◆ What you are asked to do
Please count the lines in the records below that contain the string "Empresa" and give only the number.
Start Supplied information
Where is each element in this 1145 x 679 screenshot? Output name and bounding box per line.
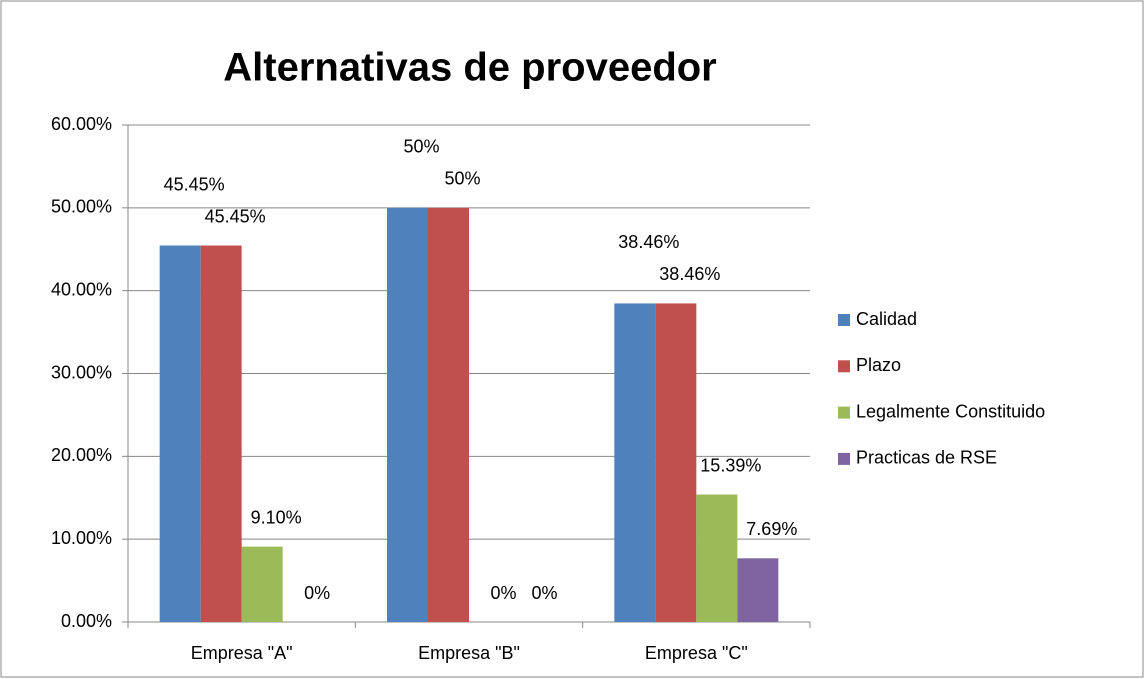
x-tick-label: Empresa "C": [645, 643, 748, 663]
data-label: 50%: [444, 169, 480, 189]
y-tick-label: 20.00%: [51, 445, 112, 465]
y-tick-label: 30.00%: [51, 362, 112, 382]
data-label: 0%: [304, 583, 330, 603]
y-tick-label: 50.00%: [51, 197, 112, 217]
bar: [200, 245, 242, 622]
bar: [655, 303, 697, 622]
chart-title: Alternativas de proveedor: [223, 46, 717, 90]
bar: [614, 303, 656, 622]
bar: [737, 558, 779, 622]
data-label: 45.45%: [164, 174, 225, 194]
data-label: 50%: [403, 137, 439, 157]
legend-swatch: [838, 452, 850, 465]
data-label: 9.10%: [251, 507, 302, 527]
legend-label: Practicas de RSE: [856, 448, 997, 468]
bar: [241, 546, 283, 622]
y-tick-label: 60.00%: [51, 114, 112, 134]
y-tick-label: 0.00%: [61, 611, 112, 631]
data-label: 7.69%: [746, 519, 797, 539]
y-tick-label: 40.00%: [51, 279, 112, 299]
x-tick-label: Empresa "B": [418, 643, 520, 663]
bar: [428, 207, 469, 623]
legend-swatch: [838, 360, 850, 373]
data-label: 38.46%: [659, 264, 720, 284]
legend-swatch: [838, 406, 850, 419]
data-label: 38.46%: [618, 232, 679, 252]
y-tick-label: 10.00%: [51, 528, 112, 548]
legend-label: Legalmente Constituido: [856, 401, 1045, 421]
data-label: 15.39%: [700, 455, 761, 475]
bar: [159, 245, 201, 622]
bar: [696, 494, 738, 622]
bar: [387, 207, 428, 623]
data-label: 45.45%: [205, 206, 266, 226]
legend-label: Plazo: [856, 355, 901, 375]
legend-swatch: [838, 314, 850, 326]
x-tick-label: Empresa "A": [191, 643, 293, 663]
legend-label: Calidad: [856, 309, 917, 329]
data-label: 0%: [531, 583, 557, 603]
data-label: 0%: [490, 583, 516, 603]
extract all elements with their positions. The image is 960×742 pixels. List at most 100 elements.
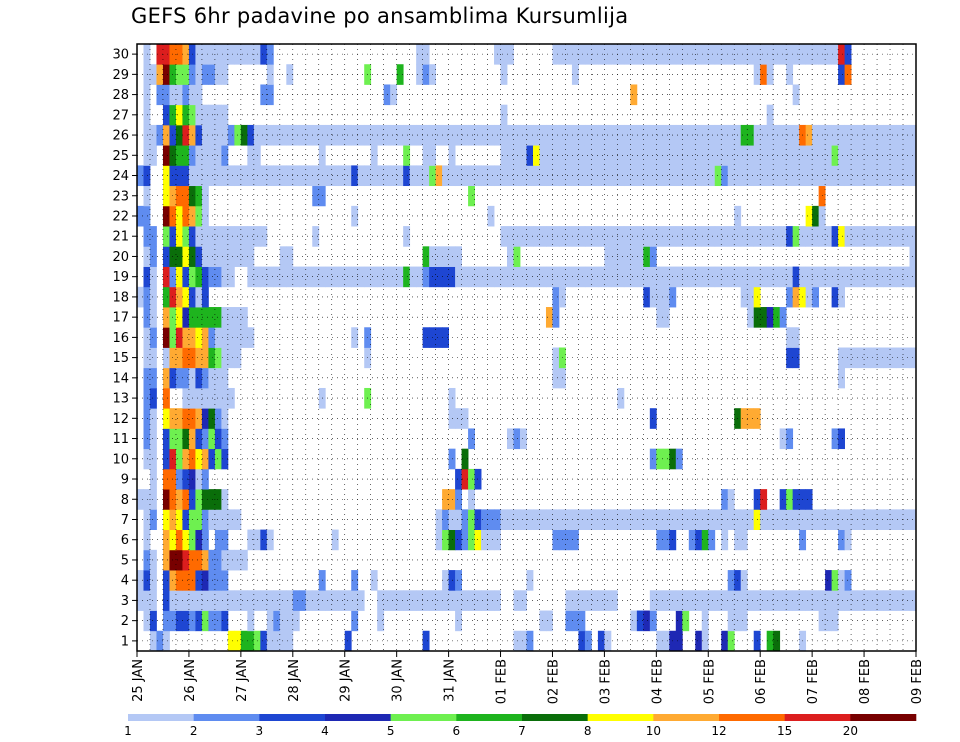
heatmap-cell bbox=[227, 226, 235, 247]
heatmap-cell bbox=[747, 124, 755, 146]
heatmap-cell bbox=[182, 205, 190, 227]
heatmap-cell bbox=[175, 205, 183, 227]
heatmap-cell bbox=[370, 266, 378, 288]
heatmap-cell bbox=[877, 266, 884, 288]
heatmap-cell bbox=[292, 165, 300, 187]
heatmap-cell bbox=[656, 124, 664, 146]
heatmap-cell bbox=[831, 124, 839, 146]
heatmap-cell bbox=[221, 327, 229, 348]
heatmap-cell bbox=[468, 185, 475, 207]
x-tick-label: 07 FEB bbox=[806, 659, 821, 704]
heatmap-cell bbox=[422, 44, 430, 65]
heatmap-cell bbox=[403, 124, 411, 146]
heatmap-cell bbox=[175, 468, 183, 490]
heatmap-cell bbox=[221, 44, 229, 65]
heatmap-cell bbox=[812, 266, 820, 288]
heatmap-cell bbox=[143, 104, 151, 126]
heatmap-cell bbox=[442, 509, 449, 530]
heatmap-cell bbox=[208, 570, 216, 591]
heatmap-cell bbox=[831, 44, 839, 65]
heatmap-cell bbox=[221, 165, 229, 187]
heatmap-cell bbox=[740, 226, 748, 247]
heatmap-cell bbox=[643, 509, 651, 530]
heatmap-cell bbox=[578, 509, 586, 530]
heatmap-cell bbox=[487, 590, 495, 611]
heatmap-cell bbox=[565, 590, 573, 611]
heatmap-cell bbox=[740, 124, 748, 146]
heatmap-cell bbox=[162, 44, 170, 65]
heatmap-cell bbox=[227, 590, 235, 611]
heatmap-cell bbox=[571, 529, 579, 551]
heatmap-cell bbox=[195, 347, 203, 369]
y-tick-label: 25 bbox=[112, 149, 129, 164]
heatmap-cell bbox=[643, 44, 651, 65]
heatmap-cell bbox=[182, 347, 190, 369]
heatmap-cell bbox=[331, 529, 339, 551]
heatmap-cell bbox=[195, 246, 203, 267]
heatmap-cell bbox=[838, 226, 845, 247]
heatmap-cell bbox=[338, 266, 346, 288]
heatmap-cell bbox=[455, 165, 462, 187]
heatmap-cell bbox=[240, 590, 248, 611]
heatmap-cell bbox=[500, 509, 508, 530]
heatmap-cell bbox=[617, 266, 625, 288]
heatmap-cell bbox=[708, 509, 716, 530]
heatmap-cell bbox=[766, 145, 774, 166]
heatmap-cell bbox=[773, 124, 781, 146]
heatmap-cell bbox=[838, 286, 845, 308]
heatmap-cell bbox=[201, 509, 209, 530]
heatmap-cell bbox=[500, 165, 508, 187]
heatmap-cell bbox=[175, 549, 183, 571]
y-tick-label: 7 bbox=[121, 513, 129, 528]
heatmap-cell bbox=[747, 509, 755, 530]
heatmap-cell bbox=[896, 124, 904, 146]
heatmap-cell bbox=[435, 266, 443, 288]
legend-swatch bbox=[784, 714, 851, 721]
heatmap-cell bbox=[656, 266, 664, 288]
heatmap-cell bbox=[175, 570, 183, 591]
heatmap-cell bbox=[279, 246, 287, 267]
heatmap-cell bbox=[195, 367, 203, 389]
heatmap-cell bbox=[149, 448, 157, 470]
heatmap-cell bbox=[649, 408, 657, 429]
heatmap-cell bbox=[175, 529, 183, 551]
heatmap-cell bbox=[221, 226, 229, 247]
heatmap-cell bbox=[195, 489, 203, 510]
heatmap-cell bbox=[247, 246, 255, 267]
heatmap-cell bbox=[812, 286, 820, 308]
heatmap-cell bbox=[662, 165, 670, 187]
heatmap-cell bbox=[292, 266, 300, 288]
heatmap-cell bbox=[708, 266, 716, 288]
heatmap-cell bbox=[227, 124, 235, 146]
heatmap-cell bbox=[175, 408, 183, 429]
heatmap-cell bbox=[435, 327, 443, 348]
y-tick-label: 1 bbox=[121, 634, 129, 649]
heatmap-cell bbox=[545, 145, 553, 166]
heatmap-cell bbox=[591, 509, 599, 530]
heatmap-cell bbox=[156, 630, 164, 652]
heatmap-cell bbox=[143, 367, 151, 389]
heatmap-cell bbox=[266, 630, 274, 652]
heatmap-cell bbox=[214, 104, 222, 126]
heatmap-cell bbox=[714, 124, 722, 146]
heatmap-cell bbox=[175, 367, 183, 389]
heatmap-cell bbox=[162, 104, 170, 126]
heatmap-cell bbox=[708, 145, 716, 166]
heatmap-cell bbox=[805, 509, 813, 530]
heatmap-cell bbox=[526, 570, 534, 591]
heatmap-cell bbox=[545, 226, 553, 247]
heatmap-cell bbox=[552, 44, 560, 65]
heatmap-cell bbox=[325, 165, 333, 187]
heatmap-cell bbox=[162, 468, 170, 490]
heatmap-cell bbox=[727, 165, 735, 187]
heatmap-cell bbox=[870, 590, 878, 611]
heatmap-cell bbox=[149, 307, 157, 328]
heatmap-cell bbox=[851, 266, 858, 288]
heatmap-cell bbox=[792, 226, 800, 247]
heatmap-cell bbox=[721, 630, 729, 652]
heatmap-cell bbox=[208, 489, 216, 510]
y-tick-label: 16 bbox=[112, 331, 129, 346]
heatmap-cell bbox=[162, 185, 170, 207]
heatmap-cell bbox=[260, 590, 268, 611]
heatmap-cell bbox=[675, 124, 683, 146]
End Supplied information
◆ Answer for the task
3